*TEXT SECTION*.
+===+
Green’s Dictionary of Slang

fine adj.

1. smart, clever.

[UK]Jonson Bartholomew Fair II v: Not a whit, these fellows were too fine to carry money.

2. (orig. US) drunk.

[US]N.-Y. American 13 Jan. 2/2: By this time, to use the words of witness, he from the quantity of gin and whiskey punch they had drunk, was quite fine, and prisoner was very blue; as blue as a razor.
[UK]Punch 30 Mar. [cartoon of youth addressing a drayman] Now then, Swipey! Are you going to stop there till you get fine, afore you draw yourself off?

3. (orig. US black) attractive, good-looking.

[[UK]N. Ward ‘The Insinuating Bawd’ in Writings (1704) 88: Yet to a beau, I could my Heart resign, / He looks so Prim, so Pretty, and so Fine].
[[US]C.A. Bristed Upper Ten Thousand 44: You could not call her a ‘fine’ or a ‘striking’ woman].
[US]L. Hughes Mulatto in Three Negro Plays (1969) Act I: This here sewin’s really fine.
[US]C. Himes ‘Let Me at the Enemy’ in Coll. Stories (1990) 37: She’s strictly a fine queen, fine as wine.
[US]Murtagh & Harris Cast the First Stone 20: ‘White folks [...] They’re always talking about how fine their white ladies is.’.
[US]N. Heard Howard Street 71: I hope it’s Gypsy Pearl, man, she’s a fine babe!
[US]D. Goines Inner City Hoodlum 80: A fine brown bitch, that’s what she said.
+===+
*Box coordinate listings*.

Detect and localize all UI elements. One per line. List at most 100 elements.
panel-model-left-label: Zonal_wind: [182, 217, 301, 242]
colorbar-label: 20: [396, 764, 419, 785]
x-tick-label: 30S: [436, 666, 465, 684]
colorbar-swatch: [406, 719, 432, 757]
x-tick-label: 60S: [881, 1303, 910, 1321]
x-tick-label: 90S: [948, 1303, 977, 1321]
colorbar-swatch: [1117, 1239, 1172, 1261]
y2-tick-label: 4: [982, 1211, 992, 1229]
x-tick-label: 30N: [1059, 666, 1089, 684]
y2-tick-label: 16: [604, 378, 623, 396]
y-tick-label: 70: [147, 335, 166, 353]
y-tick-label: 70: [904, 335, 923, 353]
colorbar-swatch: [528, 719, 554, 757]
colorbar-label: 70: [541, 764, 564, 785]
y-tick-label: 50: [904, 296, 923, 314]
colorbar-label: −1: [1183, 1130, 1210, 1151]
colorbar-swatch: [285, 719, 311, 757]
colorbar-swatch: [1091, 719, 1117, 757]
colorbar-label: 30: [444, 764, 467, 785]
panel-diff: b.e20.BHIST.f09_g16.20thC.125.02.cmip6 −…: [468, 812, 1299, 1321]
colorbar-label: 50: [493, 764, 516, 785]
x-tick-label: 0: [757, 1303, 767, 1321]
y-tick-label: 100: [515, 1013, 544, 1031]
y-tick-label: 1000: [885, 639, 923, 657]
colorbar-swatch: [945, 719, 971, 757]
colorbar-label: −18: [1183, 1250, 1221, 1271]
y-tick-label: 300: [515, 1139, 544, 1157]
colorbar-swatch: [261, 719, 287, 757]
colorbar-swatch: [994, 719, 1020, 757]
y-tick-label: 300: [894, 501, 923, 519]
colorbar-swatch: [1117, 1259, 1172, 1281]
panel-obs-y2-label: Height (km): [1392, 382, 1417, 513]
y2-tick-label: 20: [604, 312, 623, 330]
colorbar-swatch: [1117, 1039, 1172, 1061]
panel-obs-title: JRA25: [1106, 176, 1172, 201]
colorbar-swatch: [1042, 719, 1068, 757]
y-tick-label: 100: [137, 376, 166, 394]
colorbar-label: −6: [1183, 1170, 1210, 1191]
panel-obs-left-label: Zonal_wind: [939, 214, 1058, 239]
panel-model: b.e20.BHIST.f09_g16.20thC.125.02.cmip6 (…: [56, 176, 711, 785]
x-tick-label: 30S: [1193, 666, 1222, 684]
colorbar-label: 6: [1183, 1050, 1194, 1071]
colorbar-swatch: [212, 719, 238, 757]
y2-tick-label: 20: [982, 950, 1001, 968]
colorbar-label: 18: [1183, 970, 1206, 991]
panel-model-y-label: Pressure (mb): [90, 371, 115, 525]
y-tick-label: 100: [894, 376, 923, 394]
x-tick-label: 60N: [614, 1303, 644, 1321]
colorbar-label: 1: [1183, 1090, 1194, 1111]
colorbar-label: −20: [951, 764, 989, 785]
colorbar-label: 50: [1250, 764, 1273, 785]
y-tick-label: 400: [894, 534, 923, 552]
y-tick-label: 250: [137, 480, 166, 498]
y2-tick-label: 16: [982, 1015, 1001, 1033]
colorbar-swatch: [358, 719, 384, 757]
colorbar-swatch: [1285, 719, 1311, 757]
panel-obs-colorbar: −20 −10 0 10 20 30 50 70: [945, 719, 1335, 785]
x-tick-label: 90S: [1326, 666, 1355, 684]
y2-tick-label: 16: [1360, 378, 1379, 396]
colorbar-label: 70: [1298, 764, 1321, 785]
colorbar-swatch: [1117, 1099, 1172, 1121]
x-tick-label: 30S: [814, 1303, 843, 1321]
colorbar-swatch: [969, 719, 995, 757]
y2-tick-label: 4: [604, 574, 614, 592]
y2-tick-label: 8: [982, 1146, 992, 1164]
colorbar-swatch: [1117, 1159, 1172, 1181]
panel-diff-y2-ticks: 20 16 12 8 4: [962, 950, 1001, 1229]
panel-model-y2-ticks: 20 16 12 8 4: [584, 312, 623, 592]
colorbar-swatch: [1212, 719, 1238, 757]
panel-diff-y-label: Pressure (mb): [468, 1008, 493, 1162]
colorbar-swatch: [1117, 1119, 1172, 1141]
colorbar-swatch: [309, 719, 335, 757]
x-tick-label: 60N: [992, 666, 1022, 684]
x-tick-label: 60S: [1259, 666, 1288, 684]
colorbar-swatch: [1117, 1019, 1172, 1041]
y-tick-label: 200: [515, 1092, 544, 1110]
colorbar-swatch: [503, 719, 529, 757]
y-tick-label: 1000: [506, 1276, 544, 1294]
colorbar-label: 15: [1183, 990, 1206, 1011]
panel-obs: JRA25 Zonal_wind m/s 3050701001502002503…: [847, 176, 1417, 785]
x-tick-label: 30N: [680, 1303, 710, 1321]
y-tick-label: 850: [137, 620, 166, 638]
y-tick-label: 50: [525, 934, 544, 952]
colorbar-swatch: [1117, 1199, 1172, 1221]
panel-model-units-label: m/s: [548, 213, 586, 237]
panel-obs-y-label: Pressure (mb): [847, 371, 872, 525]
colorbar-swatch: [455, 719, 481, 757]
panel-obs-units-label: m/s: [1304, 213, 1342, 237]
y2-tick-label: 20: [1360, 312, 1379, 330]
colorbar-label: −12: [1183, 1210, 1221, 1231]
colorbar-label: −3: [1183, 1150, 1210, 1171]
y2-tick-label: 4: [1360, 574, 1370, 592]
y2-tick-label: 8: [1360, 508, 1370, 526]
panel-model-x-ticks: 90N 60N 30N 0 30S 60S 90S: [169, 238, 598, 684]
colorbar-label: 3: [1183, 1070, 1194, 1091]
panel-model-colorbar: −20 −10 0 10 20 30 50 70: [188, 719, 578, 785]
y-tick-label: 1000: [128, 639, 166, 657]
+===+
*WORK INSTRUCTIONS*.
**A.** How many lines of the listing contain the string "left"? Reply with the number alone.
**B.** Proceed with the slang dictionary entry for "fine" from the point where it ends.

*RESULTS FOR EACH TASK*.
**A.** 2

**B.**
[US]G. Tate ‘The GOP Throws a Mammy-Jammy’ in Flyboy in the Buttermilk (1992) 104: Chuck Jackson is what you call fine.
[US]‘Master Pimp’ Pimp’s Rap 132: [of a man] You are one fine nigger. Are you sure I haven’t seen you in the movies?
[UK]Dizzee Rascal ‘I Luv U’ [lyrics] She looks decent, she looks fine.
[US]G. Hayward Corruption Officer [ebk] cap. 2: Fredis and a bunch of the guys [...] had all the fine chicks in the Projects.
[US]P. Beatty Sellout (2016) 120: Twenty-one and fine enough to make that ill-fitting seaweed brown RTD uniform look like haute-couture fashion.
[US]C. Eble UNC-CH Campus Sl. Spring 2016 4: FINE — attractive, beautiful: ‘That girl is fine as hell’.

4. (US black) first-rate, satisfactory.

[US]Pittsburgh Courier (PA) 27 Aug. 11/1: If that cat didn’t have some fine togs draped on that body of his then there is no such thing as ‘Esquire.
[US]D. Burley Orig. Hbk of Harlem Jive 79: Fine—All right, okay, excellent.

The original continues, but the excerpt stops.